-- Start --
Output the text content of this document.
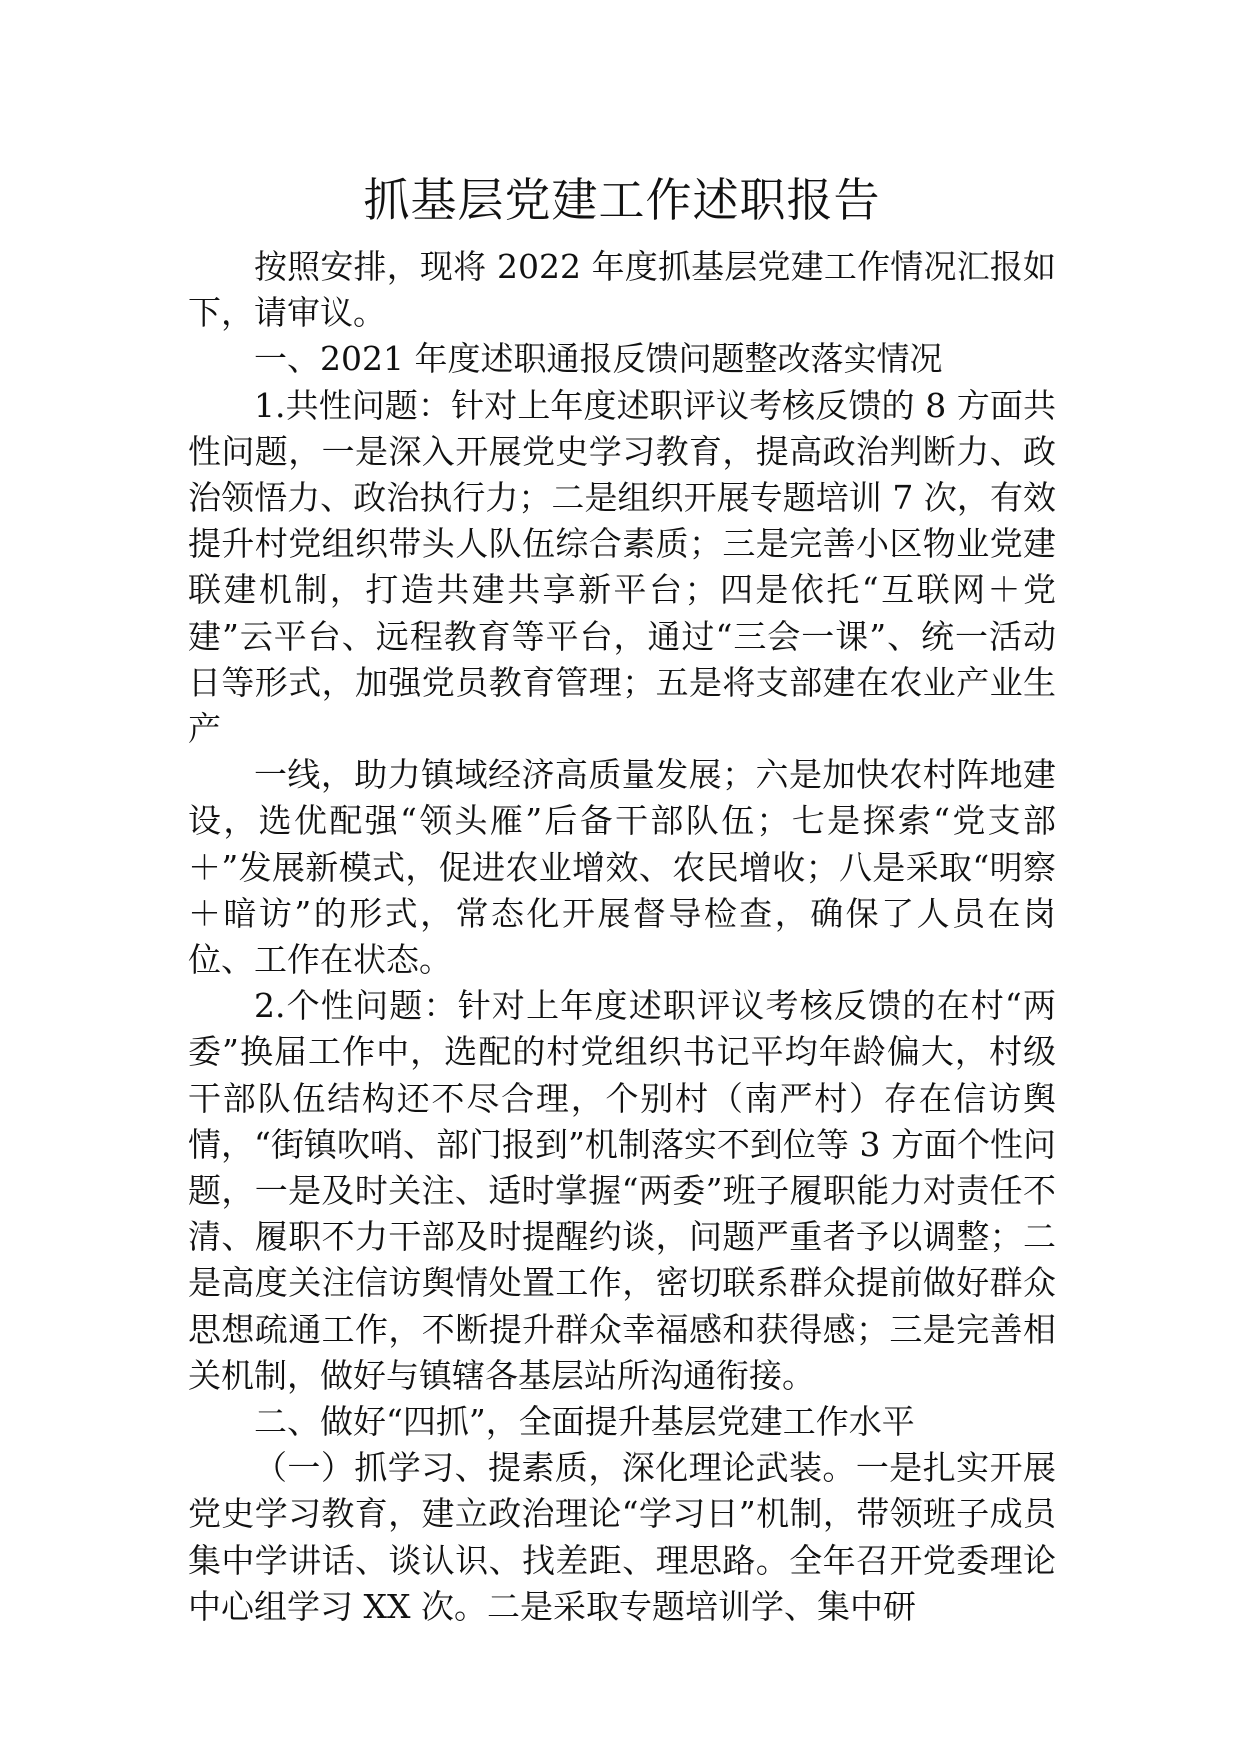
抓基层党建工作述职报告

按照安排，现将 2022 年度抓基层党建工作情况汇报如下，请审议。

一、2021 年度述职通报反馈问题整改落实情况

1.共性问题：针对上年度述职评议考核反馈的 8 方面共性问题，一是深入开展党史学习教育，提高政治判断力、政治领悟力、政治执行力；二是组织开展专题培训 7 次，有效提升村党组织带头人队伍综合素质；三是完善小区物业党建联建机制，打造共建共享新平台；四是依托“互联网＋党建”云平台、远程教育等平台，通过“三会一课”、统一活动日等形式，加强党员教育管理；五是将支部建在农业产业生产

一线，助力镇域经济高质量发展；六是加快农村阵地建设，选优配强“领头雁”后备干部队伍；七是探索“党支部＋”发展新模式，促进农业增效、农民增收；八是采取“明察＋暗访”的形式，常态化开展督导检查，确保了人员在岗位、工作在状态。

2.个性问题：针对上年度述职评议考核反馈的在村“两委”换届工作中，选配的村党组织书记平均年龄偏大，村级干部队伍结构还不尽合理，个别村（南严村）存在信访舆情，“街镇吹哨、部门报到”机制落实不到位等 3 方面个性问题，一是及时关注、适时掌握“两委”班子履职能力对责任不清、履职不力干部及时提醒约谈，问题严重者予以调整；二是高度关注信访舆情处置工作，密切联系群众提前做好群众思想疏通工作，不断提升群众幸福感和获得感；三是完善相关机制，做好与镇辖各基层站所沟通衔接。

二、做好“四抓”，全面提升基层党建工作水平

（一）抓学习、提素质，深化理论武装。一是扎实开展党史学习教育，建立政治理论“学习日”机制，带领班子成员集中学讲话、谈认识、找差距、理思路。全年召开党委理论中心组学习 XX 次。二是采取专题培训学、集中研
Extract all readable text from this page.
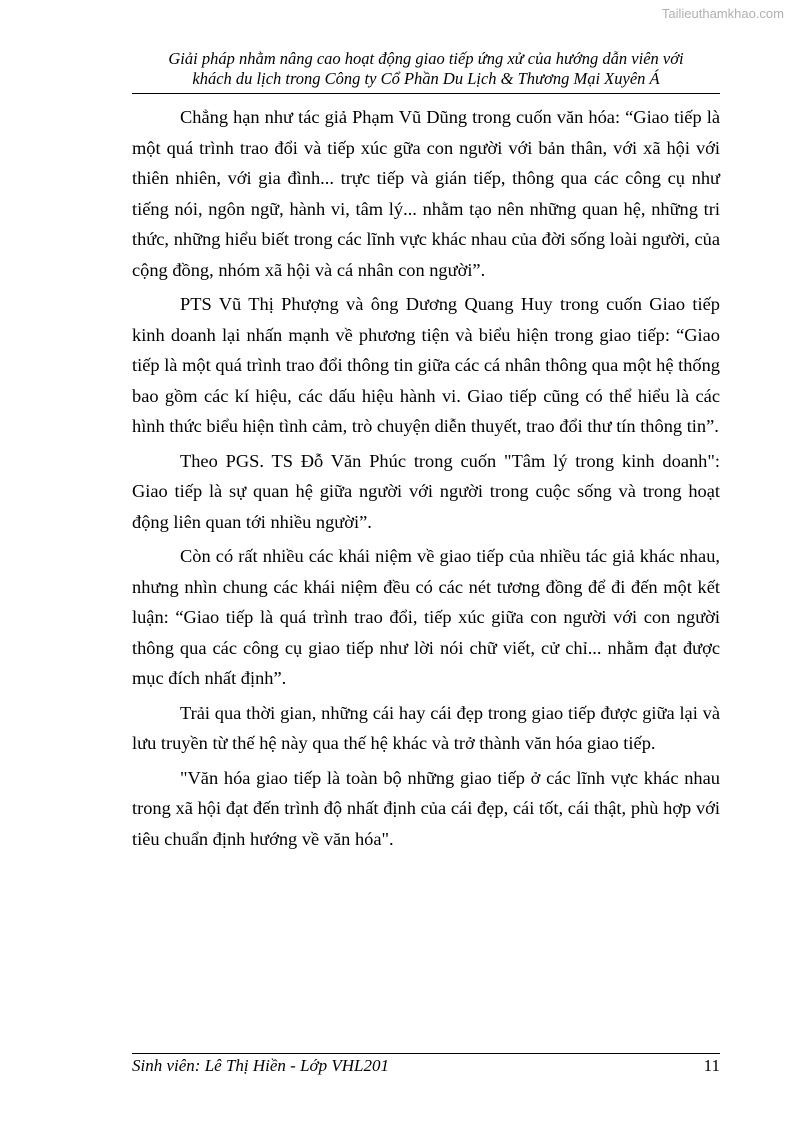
Tailieuthamkhao.com
Giải pháp nhằm nâng cao hoạt động giao tiếp ứng xử của hướng dẫn viên với
khách du lịch trong Công ty Cổ Phần Du Lịch & Thương Mại Xuyên Á

Chẳng hạn như tác giả Phạm Vũ Dũng trong cuốn văn hóa: “Giao tiếp là một quá trình trao đổi và tiếp xúc gữa con người với bản thân, với xã hội với thiên nhiên, với gia đình... trực tiếp và gián tiếp, thông qua các công cụ như tiếng nói, ngôn ngữ, hành vi, tâm lý... nhằm tạo nên những quan hệ, những tri thức, những hiểu biết trong các lĩnh vực khác nhau của đời sống loài người, của cộng đồng, nhóm xã hội và cá nhân con người”.

PTS Vũ Thị Phượng và ông Dương Quang Huy trong cuốn Giao tiếp kinh doanh lại nhấn mạnh về phương tiện và biểu hiện trong giao tiếp: “Giao tiếp là một quá trình trao đổi thông tin giữa các cá nhân thông qua một hệ thống bao gồm các kí hiệu, các dấu hiệu hành vi. Giao tiếp cũng có thể hiểu là các hình thức biểu hiện tình cảm, trò chuyện diễn thuyết, trao đổi thư tín thông tin”.

Theo PGS. TS Đỗ Văn Phúc trong cuốn "Tâm lý trong kinh doanh": Giao tiếp là sự quan hệ giữa người với người trong cuộc sống và trong hoạt động liên quan tới nhiều người”.

Còn có rất nhiều các khái niệm về giao tiếp của nhiều tác giả khác nhau, nhưng nhìn chung các khái niệm đều có các nét tương đồng để đi đến một kết luận: “Giao tiếp là quá trình trao đổi, tiếp xúc giữa con người với con người thông qua các công cụ giao tiếp như lời nói chữ viết, cử chỉ... nhằm đạt được mục đích nhất định”.

Trải qua thời gian, những cái hay cái đẹp trong giao tiếp được giữa lại và lưu truyền từ thế hệ này qua thế hệ khác và trở thành văn hóa giao tiếp.

"Văn hóa giao tiếp là toàn bộ những giao tiếp ở các lĩnh vực khác nhau trong xã hội đạt đến trình độ nhất định của cái đẹp, cái tốt, cái thật, phù hợp với tiêu chuẩn định hướng về văn hóa".

Sinh viên: Lê Thị Hiền - Lớp VHL201	11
-- End --
» **WHAT NEEDS TO BE DONE**: Pick out the lines containing the string "nhằm" and show them.

» **RESULT BELOW**:
Giải pháp nhằm nâng cao hoạt động giao tiếp ứng xử của hướng dẫn viên với
Chẳng hạn như tác giả Phạm Vũ Dũng trong cuốn văn hóa: “Giao tiếp là một quá trình trao đổi và tiếp xúc gữa con người với bản thân, với xã hội với thiên nhiên, với gia đình... trực tiếp và gián tiếp, thông qua các công cụ như tiếng nói, ngôn ngữ, hành vi, tâm lý... nhằm tạo nên những quan hệ, những tri thức, những hiểu biết trong các lĩnh vực khác nhau của đời sống loài người, của cộng đồng, nhóm xã hội và cá nhân con người”.
Còn có rất nhiều các khái niệm về giao tiếp của nhiều tác giả khác nhau, nhưng nhìn chung các khái niệm đều có các nét tương đồng để đi đến một kết luận: “Giao tiếp là quá trình trao đổi, tiếp xúc giữa con người với con người thông qua các công cụ giao tiếp như lời nói chữ viết, cử chỉ... nhằm đạt được mục đích nhất định”.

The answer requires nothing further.